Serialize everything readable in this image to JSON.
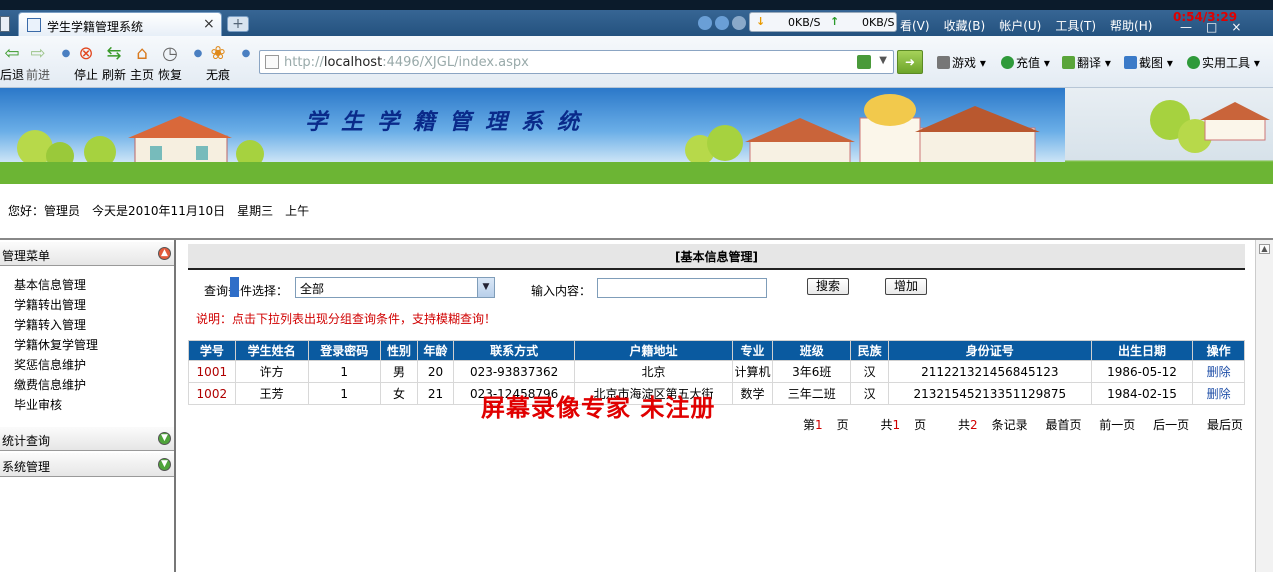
{
  "browser": {
    "tab_title": "学生学籍管理系统",
    "tab_close": "×",
    "new_tab": "+",
    "speed_down": "0KB/S",
    "speed_up": "0KB/S",
    "menu": [
      "看(V)",
      "收藏(B)",
      "帐户(U)",
      "工具(T)",
      "帮助(H)"
    ],
    "clock": "0:54/3:29",
    "toolbar": {
      "back": "后退",
      "forward": "前进",
      "stop": "停止",
      "refresh": "刷新",
      "home": "主页",
      "restore": "恢复",
      "incognito": "无痕"
    },
    "url_host": "localhost",
    "url_rest": ":4496/XJGL/index.aspx",
    "right_tools": [
      "游戏",
      "充值",
      "翻译",
      "截图",
      "实用工具"
    ]
  },
  "banner": {
    "title": "学生学籍管理系统"
  },
  "greeting": {
    "hello": "您好：管理员",
    "date": "今天是2010年11月10日",
    "weekday": "星期三",
    "period": "上午"
  },
  "sidebar": {
    "admin_menu": "管理菜单",
    "items": [
      "基本信息管理",
      "学籍转出管理",
      "学籍转入管理",
      "学籍休复学管理",
      "奖惩信息维护",
      "缴费信息维护",
      "毕业审核"
    ],
    "stats": "统计查询",
    "system": "系统管理"
  },
  "main": {
    "panel_title": "[基本信息管理]",
    "query_label": "查询条件选择：",
    "query_selected": "全部",
    "input_label": "输入内容：",
    "search_btn": "搜索",
    "add_btn": "增加",
    "hint": "说明：点击下拉列表出现分组查询条件，支持模糊查询！",
    "columns": [
      "学号",
      "学生姓名",
      "登录密码",
      "性别",
      "年龄",
      "联系方式",
      "户籍地址",
      "专业",
      "班级",
      "民族",
      "身份证号",
      "出生日期",
      "操作"
    ],
    "rows": [
      [
        "1001",
        "许方",
        "1",
        "男",
        "20",
        "023-93837362",
        "北京",
        "计算机",
        "3年6班",
        "汉",
        "211221321456845123",
        "1986-05-12",
        "删除"
      ],
      [
        "1002",
        "王芳",
        "1",
        "女",
        "21",
        "023-12458796",
        "北京市海淀区第五大街",
        "数学",
        "三年二班",
        "汉",
        "21321545213351129875",
        "1984-02-15",
        "删除"
      ]
    ],
    "watermark": "屏幕录像专家  未注册",
    "pager": {
      "p1a": "第",
      "p1b": "1",
      "p1c": "页",
      "p2a": "共",
      "p2b": "1",
      "p2c": "页",
      "p3a": "共",
      "p3b": "2",
      "p3c": "条记录",
      "first": "最首页",
      "prev": "前一页",
      "next": "后一页",
      "last": "最后页"
    }
  }
}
========================================
SHORT PROBLEM – All of the records need repeating exactly, except for the pictures.

FULL OUTPUT –
Serialize everything readable in this image to JSON.
{
  "browser": {
    "tab_title": "学生学籍管理系统",
    "tab_close": "×",
    "new_tab": "+",
    "speed_down": "0KB/S",
    "speed_up": "0KB/S",
    "menu": [
      "看(V)",
      "收藏(B)",
      "帐户(U)",
      "工具(T)",
      "帮助(H)"
    ],
    "clock": "0:54/3:29",
    "toolbar": {
      "back": "后退",
      "forward": "前进",
      "stop": "停止",
      "refresh": "刷新",
      "home": "主页",
      "restore": "恢复",
      "incognito": "无痕"
    },
    "url_host": "localhost",
    "url_rest": ":4496/XJGL/index.aspx",
    "right_tools": [
      "游戏",
      "充值",
      "翻译",
      "截图",
      "实用工具"
    ]
  },
  "banner": {
    "title": "学生学籍管理系统"
  },
  "greeting": {
    "hello": "您好：管理员",
    "date": "今天是2010年11月10日",
    "weekday": "星期三",
    "period": "上午"
  },
  "sidebar": {
    "admin_menu": "管理菜单",
    "items": [
      "基本信息管理",
      "学籍转出管理",
      "学籍转入管理",
      "学籍休复学管理",
      "奖惩信息维护",
      "缴费信息维护",
      "毕业审核"
    ],
    "stats": "统计查询",
    "system": "系统管理"
  },
  "main": {
    "panel_title": "[基本信息管理]",
    "query_label": "查询条件选择：",
    "query_selected": "全部",
    "input_label": "输入内容：",
    "search_btn": "搜索",
    "add_btn": "增加",
    "hint": "说明：点击下拉列表出现分组查询条件，支持模糊查询！",
    "columns": [
      "学号",
      "学生姓名",
      "登录密码",
      "性别",
      "年龄",
      "联系方式",
      "户籍地址",
      "专业",
      "班级",
      "民族",
      "身份证号",
      "出生日期",
      "操作"
    ],
    "rows": [
      [
        "1001",
        "许方",
        "1",
        "男",
        "20",
        "023-93837362",
        "北京",
        "计算机",
        "3年6班",
        "汉",
        "211221321456845123",
        "1986-05-12",
        "删除"
      ],
      [
        "1002",
        "王芳",
        "1",
        "女",
        "21",
        "023-12458796",
        "北京市海淀区第五大街",
        "数学",
        "三年二班",
        "汉",
        "21321545213351129875",
        "1984-02-15",
        "删除"
      ]
    ],
    "watermark": "屏幕录像专家  未注册",
    "pager": {
      "p1a": "第",
      "p1b": "1",
      "p1c": "页",
      "p2a": "共",
      "p2b": "1",
      "p2c": "页",
      "p3a": "共",
      "p3b": "2",
      "p3c": "条记录",
      "first": "最首页",
      "prev": "前一页",
      "next": "后一页",
      "last": "最后页"
    }
  }
}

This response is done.